Problem description: The string "Befreiung" may appear in lines of the entries below. Report how many lines hold it, with only the number.

Given records:
════════════════════
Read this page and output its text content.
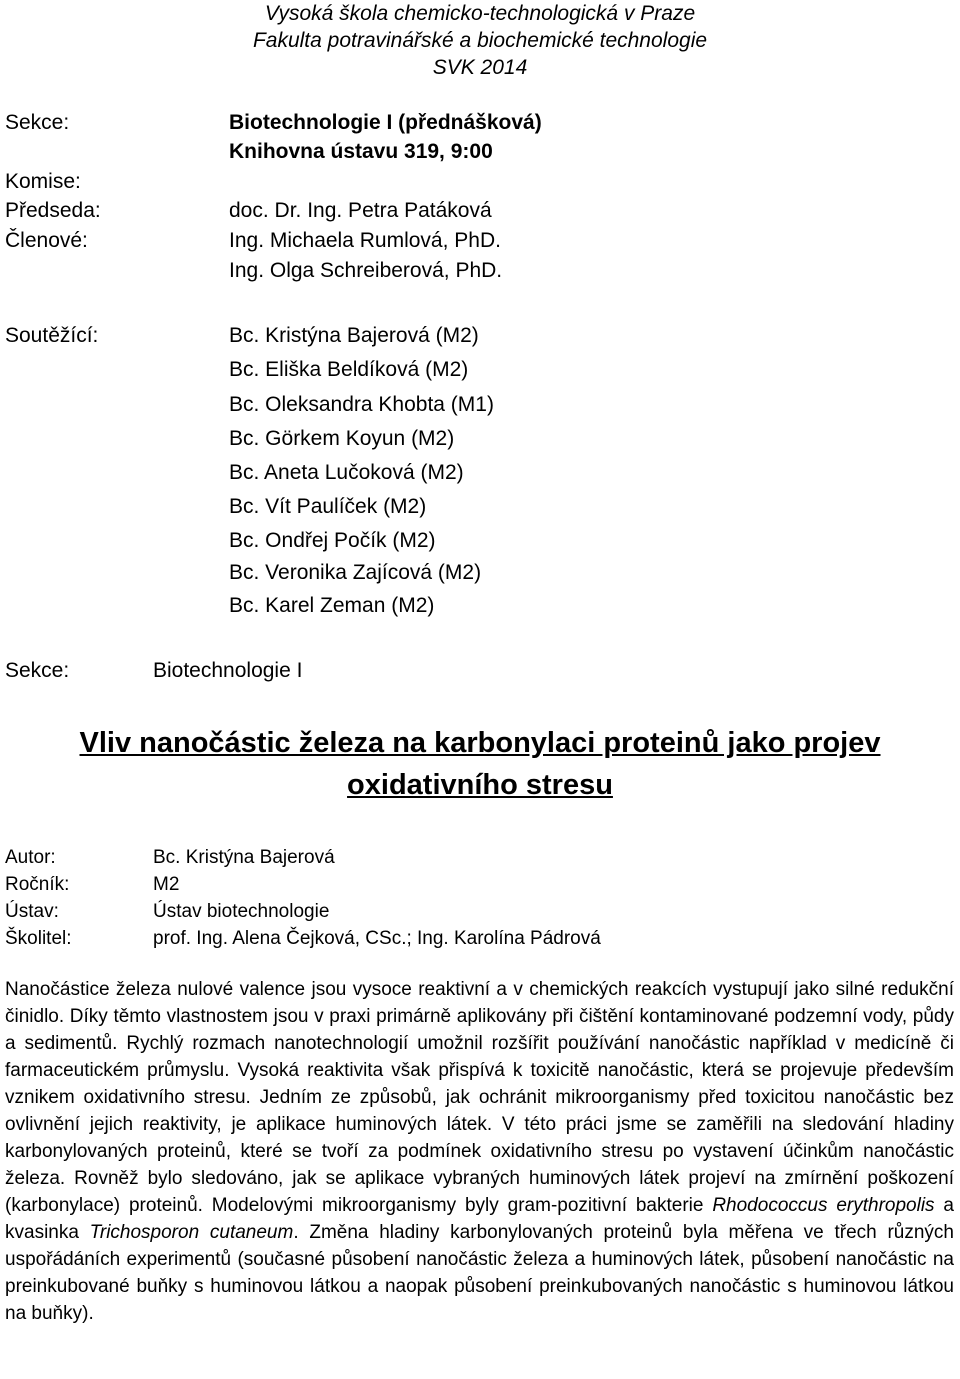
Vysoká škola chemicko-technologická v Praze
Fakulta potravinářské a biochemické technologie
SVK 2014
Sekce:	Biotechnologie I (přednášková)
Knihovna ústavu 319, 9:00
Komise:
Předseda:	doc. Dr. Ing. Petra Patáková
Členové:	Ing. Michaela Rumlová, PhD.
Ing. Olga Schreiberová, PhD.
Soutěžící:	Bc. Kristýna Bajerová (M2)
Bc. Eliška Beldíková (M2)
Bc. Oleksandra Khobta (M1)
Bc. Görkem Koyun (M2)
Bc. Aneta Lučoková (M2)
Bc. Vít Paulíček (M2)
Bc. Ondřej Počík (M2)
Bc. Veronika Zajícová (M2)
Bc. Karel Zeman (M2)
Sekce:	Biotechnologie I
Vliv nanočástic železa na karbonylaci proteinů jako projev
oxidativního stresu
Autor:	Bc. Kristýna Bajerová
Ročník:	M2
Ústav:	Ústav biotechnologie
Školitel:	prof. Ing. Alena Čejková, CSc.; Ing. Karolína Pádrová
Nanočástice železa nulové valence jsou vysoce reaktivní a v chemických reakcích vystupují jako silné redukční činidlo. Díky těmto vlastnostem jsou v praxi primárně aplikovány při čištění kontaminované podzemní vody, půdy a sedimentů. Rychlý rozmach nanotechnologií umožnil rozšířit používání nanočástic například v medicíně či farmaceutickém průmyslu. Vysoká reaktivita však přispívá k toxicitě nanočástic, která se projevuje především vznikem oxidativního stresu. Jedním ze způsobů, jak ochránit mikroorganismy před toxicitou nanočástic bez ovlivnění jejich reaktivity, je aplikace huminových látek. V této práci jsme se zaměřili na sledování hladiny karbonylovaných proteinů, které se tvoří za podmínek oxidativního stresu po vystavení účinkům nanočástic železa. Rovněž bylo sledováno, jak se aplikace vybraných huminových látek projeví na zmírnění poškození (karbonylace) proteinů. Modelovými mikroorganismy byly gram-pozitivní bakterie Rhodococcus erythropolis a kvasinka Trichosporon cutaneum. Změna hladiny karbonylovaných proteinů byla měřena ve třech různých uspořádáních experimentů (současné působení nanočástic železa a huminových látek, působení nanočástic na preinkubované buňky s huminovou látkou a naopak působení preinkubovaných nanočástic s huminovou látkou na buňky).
════════════════════
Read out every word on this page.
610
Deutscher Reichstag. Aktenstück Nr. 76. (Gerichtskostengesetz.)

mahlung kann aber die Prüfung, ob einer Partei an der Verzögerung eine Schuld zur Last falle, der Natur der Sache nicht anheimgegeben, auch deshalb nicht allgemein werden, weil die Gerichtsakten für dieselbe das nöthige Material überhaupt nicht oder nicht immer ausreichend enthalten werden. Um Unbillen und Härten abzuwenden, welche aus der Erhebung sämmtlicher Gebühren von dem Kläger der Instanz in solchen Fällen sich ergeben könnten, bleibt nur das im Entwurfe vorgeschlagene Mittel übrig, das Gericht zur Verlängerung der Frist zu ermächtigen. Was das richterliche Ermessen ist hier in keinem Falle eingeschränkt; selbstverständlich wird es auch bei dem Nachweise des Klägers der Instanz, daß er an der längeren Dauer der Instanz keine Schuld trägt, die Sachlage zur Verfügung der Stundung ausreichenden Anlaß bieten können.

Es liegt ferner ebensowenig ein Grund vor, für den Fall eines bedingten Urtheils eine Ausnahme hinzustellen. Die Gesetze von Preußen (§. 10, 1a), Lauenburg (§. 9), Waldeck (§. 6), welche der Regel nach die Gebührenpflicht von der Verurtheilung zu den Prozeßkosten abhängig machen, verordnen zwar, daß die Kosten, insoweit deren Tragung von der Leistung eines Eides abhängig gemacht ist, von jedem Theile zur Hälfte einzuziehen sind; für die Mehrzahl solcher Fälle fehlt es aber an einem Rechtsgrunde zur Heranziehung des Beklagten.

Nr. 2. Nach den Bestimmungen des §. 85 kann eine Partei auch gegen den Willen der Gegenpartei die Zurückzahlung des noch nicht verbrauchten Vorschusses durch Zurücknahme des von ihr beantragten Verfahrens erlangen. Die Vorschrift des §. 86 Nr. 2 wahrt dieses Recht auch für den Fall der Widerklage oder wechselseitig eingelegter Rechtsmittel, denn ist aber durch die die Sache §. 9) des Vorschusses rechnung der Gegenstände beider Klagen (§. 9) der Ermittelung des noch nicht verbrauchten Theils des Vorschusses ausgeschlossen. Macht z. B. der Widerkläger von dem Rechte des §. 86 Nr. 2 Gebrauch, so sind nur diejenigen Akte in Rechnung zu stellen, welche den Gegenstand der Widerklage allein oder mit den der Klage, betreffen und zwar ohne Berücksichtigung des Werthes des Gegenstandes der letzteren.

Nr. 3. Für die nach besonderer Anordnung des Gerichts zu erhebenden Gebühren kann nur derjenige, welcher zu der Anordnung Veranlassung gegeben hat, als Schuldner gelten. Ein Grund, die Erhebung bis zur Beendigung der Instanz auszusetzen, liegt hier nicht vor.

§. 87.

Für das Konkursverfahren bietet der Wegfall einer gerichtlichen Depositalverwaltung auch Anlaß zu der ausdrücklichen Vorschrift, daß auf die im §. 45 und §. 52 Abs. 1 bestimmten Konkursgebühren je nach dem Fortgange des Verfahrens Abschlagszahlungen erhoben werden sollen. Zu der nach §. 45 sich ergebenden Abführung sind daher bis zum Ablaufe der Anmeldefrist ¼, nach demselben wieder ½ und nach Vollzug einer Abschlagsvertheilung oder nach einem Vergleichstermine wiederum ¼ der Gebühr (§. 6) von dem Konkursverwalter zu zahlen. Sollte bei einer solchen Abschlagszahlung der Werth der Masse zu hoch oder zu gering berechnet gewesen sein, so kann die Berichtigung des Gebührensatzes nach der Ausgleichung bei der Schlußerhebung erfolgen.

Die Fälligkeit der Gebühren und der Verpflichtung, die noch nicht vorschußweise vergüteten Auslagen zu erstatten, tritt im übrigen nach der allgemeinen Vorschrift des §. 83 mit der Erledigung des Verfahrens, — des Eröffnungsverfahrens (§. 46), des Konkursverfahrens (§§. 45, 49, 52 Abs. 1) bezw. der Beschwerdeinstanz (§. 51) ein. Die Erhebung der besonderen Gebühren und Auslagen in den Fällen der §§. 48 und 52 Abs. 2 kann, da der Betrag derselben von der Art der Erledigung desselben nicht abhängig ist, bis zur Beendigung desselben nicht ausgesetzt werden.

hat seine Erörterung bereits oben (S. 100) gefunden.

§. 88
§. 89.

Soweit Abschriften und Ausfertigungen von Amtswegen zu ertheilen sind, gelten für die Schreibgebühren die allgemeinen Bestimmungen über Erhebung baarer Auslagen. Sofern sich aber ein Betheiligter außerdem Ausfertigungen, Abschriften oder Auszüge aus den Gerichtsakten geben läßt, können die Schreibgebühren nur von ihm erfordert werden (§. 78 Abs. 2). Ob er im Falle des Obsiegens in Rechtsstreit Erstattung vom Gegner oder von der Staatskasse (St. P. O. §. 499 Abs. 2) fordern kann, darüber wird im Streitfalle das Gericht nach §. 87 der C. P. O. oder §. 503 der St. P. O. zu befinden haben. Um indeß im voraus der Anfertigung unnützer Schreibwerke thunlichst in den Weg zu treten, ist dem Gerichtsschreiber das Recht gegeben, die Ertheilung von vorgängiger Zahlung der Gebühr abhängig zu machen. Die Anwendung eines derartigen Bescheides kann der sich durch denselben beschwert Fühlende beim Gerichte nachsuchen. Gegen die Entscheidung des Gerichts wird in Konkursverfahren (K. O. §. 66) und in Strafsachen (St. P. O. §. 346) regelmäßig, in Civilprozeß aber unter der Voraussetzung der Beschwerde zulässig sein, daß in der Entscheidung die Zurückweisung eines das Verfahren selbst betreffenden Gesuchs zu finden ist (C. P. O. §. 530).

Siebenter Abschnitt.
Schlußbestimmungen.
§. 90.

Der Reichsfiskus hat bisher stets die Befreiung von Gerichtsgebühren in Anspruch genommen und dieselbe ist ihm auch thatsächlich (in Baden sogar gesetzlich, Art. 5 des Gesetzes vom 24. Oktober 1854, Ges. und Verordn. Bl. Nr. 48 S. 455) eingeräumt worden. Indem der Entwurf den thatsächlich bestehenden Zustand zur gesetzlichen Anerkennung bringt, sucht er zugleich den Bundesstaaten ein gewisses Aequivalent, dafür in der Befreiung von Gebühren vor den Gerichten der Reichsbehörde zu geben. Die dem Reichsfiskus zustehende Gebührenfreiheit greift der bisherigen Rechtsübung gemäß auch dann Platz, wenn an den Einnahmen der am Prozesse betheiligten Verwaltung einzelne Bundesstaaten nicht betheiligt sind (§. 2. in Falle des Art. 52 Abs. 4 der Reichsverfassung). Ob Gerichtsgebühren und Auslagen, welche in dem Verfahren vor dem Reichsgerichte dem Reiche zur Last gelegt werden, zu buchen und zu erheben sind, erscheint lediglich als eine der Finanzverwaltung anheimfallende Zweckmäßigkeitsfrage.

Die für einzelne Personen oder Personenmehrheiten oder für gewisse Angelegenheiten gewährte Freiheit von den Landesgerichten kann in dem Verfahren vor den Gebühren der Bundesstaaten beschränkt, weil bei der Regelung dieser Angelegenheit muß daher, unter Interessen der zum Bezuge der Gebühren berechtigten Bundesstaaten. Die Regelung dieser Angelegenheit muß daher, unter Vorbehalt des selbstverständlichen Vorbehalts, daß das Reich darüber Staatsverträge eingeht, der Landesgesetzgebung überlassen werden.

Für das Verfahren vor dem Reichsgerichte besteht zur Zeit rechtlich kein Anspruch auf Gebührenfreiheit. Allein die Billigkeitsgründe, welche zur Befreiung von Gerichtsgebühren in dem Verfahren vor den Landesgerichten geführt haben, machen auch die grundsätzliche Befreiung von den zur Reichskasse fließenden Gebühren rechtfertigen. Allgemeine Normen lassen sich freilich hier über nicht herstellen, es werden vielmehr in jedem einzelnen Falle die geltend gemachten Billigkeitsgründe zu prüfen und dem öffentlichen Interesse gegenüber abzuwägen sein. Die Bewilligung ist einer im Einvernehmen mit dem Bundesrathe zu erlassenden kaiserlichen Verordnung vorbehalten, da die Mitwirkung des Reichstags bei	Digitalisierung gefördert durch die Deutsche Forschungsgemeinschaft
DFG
════════════════════
Written solution: 2